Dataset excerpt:
========================

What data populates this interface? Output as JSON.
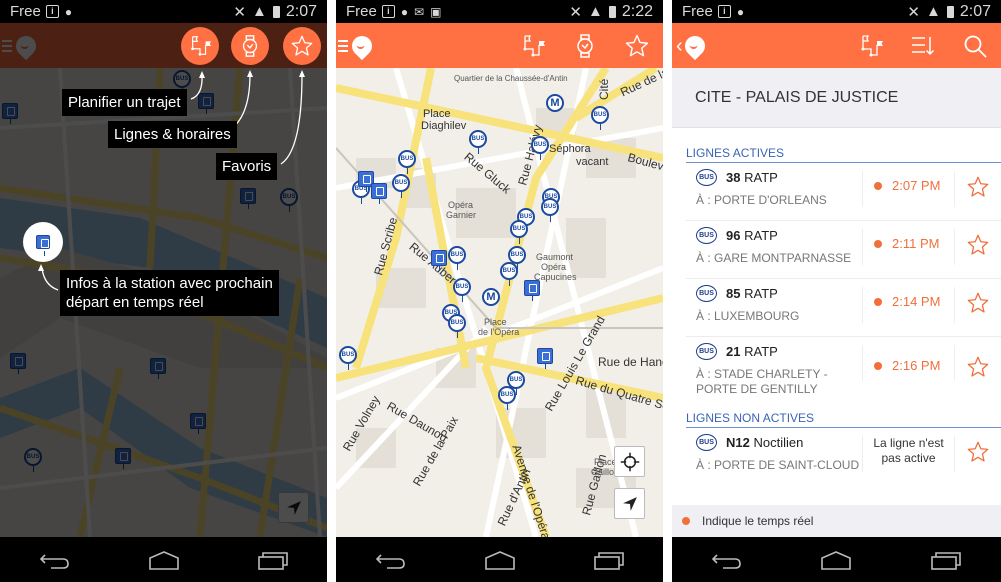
{
  "colors": {
    "accent": "#ff7043",
    "realtime": "#f0703c",
    "link_blue": "#3a64b8",
    "bus_blue": "#1c4aa0"
  },
  "screens": [
    {
      "status": {
        "carrier": "Free",
        "time": "2:07"
      },
      "toolbar_icons": [
        "route-planner-icon",
        "watch-schedule-icon",
        "star-favorites-icon"
      ],
      "tooltips": {
        "plan": "Planifier un trajet",
        "lines": "Lignes & horaires",
        "favorites": "Favoris",
        "station_info_line1": "Infos à la station avec prochain",
        "station_info_line2": "départ en temps réel"
      }
    },
    {
      "status": {
        "carrier": "Free",
        "time": "2:22"
      },
      "toolbar_icons": [
        "route-planner-icon",
        "watch-schedule-icon",
        "star-favorites-icon"
      ],
      "map_labels": {
        "quartier": "Quartier de la Chaussée-d'Antin",
        "place_diaghilev_1": "Place",
        "place_diaghilev_2": "Diaghilev",
        "rue_gluck": "Rue Gluck",
        "rue_halevy": "Rue Halévy",
        "sephora": "Séphora",
        "vacant": "vacant",
        "opera_garnier_1": "Opéra",
        "opera_garnier_2": "Garnier",
        "rue_scribe": "Rue Scribe",
        "rue_auber": "Rue Auber",
        "gaumont_1": "Gaumont",
        "gaumont_2": "Opéra",
        "gaumont_3": "Capucines",
        "place_opera_1": "Place",
        "place_opera_2": "de l'Opéra",
        "rue_hanovre": "Rue de Hanovre",
        "rue_quatre_sept": "Rue du Quatre Septembre",
        "rue_louis_le_grand": "Rue Louis Le Grand",
        "rue_daunou": "Rue Daunou",
        "rue_volney": "Rue Volney",
        "rue_paix": "Rue de la Paix",
        "avenue_opera": "Avenue de l'Opéra",
        "rue_antin": "Rue d'Antin",
        "rue_gaillon": "Rue Gaillon",
        "place_gaillon_1": "Place",
        "place_gaillon_2": "Gaillon",
        "boulevard": "Boulevard",
        "rue_de_la": "Rue de la",
        "cite": "Cité",
        "bus": "BUS",
        "metro": "M"
      }
    },
    {
      "status": {
        "carrier": "Free",
        "time": "2:07"
      },
      "toolbar_icons": [
        "route-planner-icon",
        "sort-icon",
        "search-icon"
      ],
      "station_name": "CITE - PALAIS DE JUSTICE",
      "active_title": "LIGNES ACTIVES",
      "inactive_title": "LIGNES NON ACTIVES",
      "badge": "BUS",
      "active_lines": [
        {
          "number": "38",
          "operator": "RATP",
          "dest": "À : PORTE D'ORLEANS",
          "time": "2:07 PM"
        },
        {
          "number": "96",
          "operator": "RATP",
          "dest": "À : GARE MONTPARNASSE",
          "time": "2:11 PM"
        },
        {
          "number": "85",
          "operator": "RATP",
          "dest": "À : LUXEMBOURG",
          "time": "2:14 PM"
        },
        {
          "number": "21",
          "operator": "RATP",
          "dest": "À : STADE CHARLETY - PORTE DE GENTILLY",
          "time": "2:16 PM"
        }
      ],
      "inactive_lines": [
        {
          "number": "N12",
          "operator": "Noctilien",
          "dest": "À : PORTE DE SAINT-CLOUD",
          "status": "La ligne n'est pas active"
        }
      ],
      "legend": "Indique le temps réel"
    }
  ]
}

========================

• [Your instructions] Would you return the data exactly as written, without the pictures?

• [The response]
What data populates this interface? Output as JSON.
{
  "colors": {
    "accent": "#ff7043",
    "realtime": "#f0703c",
    "link_blue": "#3a64b8",
    "bus_blue": "#1c4aa0"
  },
  "screens": [
    {
      "status": {
        "carrier": "Free",
        "time": "2:07"
      },
      "toolbar_icons": [
        "route-planner-icon",
        "watch-schedule-icon",
        "star-favorites-icon"
      ],
      "tooltips": {
        "plan": "Planifier un trajet",
        "lines": "Lignes & horaires",
        "favorites": "Favoris",
        "station_info_line1": "Infos à la station avec prochain",
        "station_info_line2": "départ en temps réel"
      }
    },
    {
      "status": {
        "carrier": "Free",
        "time": "2:22"
      },
      "toolbar_icons": [
        "route-planner-icon",
        "watch-schedule-icon",
        "star-favorites-icon"
      ],
      "map_labels": {
        "quartier": "Quartier de la Chaussée-d'Antin",
        "place_diaghilev_1": "Place",
        "place_diaghilev_2": "Diaghilev",
        "rue_gluck": "Rue Gluck",
        "rue_halevy": "Rue Halévy",
        "sephora": "Séphora",
        "vacant": "vacant",
        "opera_garnier_1": "Opéra",
        "opera_garnier_2": "Garnier",
        "rue_scribe": "Rue Scribe",
        "rue_auber": "Rue Auber",
        "gaumont_1": "Gaumont",
        "gaumont_2": "Opéra",
        "gaumont_3": "Capucines",
        "place_opera_1": "Place",
        "place_opera_2": "de l'Opéra",
        "rue_hanovre": "Rue de Hanovre",
        "rue_quatre_sept": "Rue du Quatre Septembre",
        "rue_louis_le_grand": "Rue Louis Le Grand",
        "rue_daunou": "Rue Daunou",
        "rue_volney": "Rue Volney",
        "rue_paix": "Rue de la Paix",
        "avenue_opera": "Avenue de l'Opéra",
        "rue_antin": "Rue d'Antin",
        "rue_gaillon": "Rue Gaillon",
        "place_gaillon_1": "Place",
        "place_gaillon_2": "Gaillon",
        "boulevard": "Boulevard",
        "rue_de_la": "Rue de la",
        "cite": "Cité",
        "bus": "BUS",
        "metro": "M"
      }
    },
    {
      "status": {
        "carrier": "Free",
        "time": "2:07"
      },
      "toolbar_icons": [
        "route-planner-icon",
        "sort-icon",
        "search-icon"
      ],
      "station_name": "CITE - PALAIS DE JUSTICE",
      "active_title": "LIGNES ACTIVES",
      "inactive_title": "LIGNES NON ACTIVES",
      "badge": "BUS",
      "active_lines": [
        {
          "number": "38",
          "operator": "RATP",
          "dest": "À : PORTE D'ORLEANS",
          "time": "2:07 PM"
        },
        {
          "number": "96",
          "operator": "RATP",
          "dest": "À : GARE MONTPARNASSE",
          "time": "2:11 PM"
        },
        {
          "number": "85",
          "operator": "RATP",
          "dest": "À : LUXEMBOURG",
          "time": "2:14 PM"
        },
        {
          "number": "21",
          "operator": "RATP",
          "dest": "À : STADE CHARLETY - PORTE DE GENTILLY",
          "time": "2:16 PM"
        }
      ],
      "inactive_lines": [
        {
          "number": "N12",
          "operator": "Noctilien",
          "dest": "À : PORTE DE SAINT-CLOUD",
          "status": "La ligne n'est pas active"
        }
      ],
      "legend": "Indique le temps réel"
    }
  ]
}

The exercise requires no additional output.